> PROBLEM DETAILS: In the architecture excerpt below, why is the database pool pinned to a single connection?

> EXCERPT TO READ:
One process, single SQLite file
tsundoku is a single Rust binary built on axum 0.8, tokio, and sea-orm. The HTTP server, the cron scheduler, the resolver, and the metadata-provider implementations all run in one process.
State lives in one SQLite file at ${data_dir}/db/tsundoku.db.
The pool is pinned to a single connection so per-connection PRAGMAs
(foreign_keys = ON, busy_timeout = 5000) actually stick. No
multi-writer model, no read replicas, no PostgreSQL fallback.
Three layers
┌──────────────────────────────────────────────────────────┐
│ HTTP API (axum, td-api) │
│ + admin SPA (React 19 + Mantine 9, embedded via │
│ rust-embed behind the embed-frontend feature) │
└──────────────────────────────────────────────────────────┘
│
┌──────────────────────────────────────────────────────────┐
│ Resolution pipeline (td-resolution) │
│ │
│ 1. Known external ID (catalog hit) │
│ 2. Foreign-ID lookup (active provider) │
│ 3. Fuzzy title (cleaned query, Dice rescore) │
│ 4. Format → kind validation │
└──────────────────────────────────────────────────────────┘
│ │
┌───────┴────────────────┐ ┌────────────┴───────────────┐
│ Discovery sources │ │ Metadata providers │
│ (td-source + │ │ (td-metadata + │
│ td-source-nyaa) │ │ td-metadata-mangabaka) │
└────────────────────────┘ └────────────────────────────┘
Sources
A source polls some upstream feed and emits DiscoveredRelease
records. v1 ships only Nyaa (RSS feed + per-post HTML enrichment).
The DiscoverySource
trait is the contract; adding a new source means writing a
td-source-<name> crate.
Resolution pipeline
The pipeline turns a raw release row into either a series_id link
(resolved) or a review-queue card. It runs four steps in a fixed
order:
- Known external ID — short-circuit if the release's external links already point at a series the catalog knows about.
- Foreign-ID lookup — ask the active provider whether it recognizes the foreign IDs (MangaUpdates, AniList, MAL, MangaDex).
- Fuzzy title — clean the raw title (strip parens, brackets, volume markers, format keywords, year tokens, split on multi-title separators), search the active provider, Dice-rescore against the cleaned query, keep the best hit.

> DATA EXTRACT:
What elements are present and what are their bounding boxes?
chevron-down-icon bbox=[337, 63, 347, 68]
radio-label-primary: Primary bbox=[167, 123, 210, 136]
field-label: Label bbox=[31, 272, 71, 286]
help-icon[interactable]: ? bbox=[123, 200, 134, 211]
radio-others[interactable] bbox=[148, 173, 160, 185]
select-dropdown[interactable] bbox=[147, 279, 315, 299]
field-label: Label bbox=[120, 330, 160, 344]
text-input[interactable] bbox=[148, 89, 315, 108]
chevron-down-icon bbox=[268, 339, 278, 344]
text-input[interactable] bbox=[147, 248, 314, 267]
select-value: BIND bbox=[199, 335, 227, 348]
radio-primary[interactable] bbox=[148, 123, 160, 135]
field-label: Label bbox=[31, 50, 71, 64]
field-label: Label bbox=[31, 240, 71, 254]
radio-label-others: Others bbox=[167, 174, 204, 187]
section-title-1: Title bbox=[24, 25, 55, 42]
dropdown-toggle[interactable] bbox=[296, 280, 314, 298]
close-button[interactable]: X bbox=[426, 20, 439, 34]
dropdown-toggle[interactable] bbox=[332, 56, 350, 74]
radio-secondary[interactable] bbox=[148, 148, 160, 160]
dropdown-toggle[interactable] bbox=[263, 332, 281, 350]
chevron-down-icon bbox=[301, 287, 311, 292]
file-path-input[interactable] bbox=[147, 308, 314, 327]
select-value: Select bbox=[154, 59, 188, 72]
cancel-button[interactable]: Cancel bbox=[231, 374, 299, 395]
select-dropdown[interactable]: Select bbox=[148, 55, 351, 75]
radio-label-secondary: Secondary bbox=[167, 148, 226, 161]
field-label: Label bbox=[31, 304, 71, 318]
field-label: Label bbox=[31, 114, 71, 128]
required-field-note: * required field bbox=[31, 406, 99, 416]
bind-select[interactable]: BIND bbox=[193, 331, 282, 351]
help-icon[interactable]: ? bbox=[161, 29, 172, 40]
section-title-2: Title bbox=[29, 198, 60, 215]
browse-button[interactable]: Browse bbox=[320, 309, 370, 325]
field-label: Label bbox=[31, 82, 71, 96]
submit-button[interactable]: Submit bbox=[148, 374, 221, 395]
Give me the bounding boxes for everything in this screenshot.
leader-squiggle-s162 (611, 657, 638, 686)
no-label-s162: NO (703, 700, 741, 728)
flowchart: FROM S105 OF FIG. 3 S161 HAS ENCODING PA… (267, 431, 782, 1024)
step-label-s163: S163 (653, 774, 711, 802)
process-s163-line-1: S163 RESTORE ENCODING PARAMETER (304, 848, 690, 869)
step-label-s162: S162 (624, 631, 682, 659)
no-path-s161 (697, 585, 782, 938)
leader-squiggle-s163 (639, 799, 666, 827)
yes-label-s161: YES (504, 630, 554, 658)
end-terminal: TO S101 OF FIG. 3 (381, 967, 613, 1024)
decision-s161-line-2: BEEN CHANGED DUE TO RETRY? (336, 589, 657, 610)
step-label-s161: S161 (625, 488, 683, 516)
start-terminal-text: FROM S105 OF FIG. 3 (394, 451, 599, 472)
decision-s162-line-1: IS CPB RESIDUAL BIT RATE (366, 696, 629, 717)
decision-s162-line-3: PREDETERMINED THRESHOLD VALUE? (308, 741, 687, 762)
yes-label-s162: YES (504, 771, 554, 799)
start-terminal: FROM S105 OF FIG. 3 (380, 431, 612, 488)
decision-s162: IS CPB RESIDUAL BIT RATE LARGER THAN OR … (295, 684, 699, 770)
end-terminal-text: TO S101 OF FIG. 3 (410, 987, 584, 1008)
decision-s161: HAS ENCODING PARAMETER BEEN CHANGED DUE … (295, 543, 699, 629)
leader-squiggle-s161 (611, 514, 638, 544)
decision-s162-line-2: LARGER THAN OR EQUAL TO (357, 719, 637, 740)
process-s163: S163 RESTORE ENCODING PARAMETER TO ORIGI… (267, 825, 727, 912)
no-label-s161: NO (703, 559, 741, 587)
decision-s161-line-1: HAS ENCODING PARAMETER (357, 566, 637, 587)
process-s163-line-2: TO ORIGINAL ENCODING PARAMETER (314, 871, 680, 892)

> RESPONSE: So that the per-connection PRAGMAs (foreign_keys = ON, busy_timeout = 5000) actually stick.